Set problem
Copy all lines below exactly as written. Leave pictures out.

Data records
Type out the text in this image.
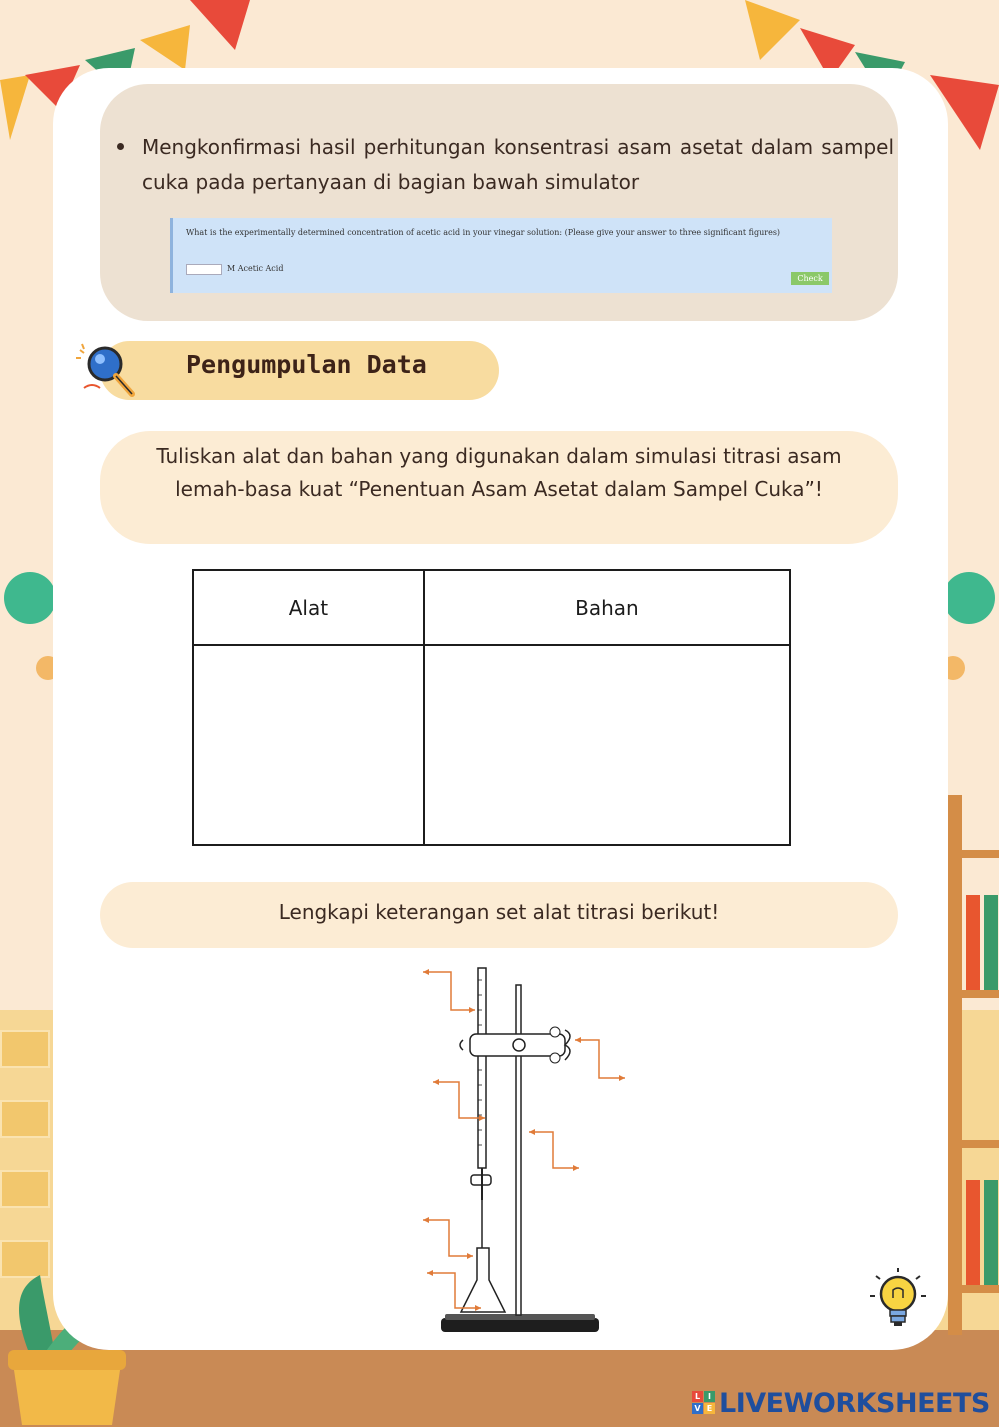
Mengkonfirmasi hasil perhitungan konsentrasi asam asetat dalam sampel cuka pada pertanyaan di bagian bawah simulator
What is the experimentally determined concentration of acetic acid in your vinegar solution: (Please give your answer to three significant figures)
M Acetic Acid
Check
Pengumpulan Data
Tuliskan alat dan bahan yang digunakan dalam simulasi titrasi asam lemah-basa kuat “Penentuan Asam Asetat dalam Sampel Cuka”!
Alat	Bahan

Lengkapi keterangan set alat titrasi berikut!
L I
V E LIVEWORKSHEETS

Answer in full
Type out the text in this image.
Mengkonfirmasi hasil perhitungan konsentrasi asam asetat dalam sampel cuka pada pertanyaan di bagian bawah simulator
What is the experimentally determined concentration of acetic acid in your vinegar solution: (Please give your answer to three significant figures)
M Acetic Acid
Check
Pengumpulan Data
Tuliskan alat dan bahan yang digunakan dalam simulasi titrasi asam lemah-basa kuat “Penentuan Asam Asetat dalam Sampel Cuka”!
Alat	Bahan

Lengkapi keterangan set alat titrasi berikut!
L I
V E LIVEWORKSHEETS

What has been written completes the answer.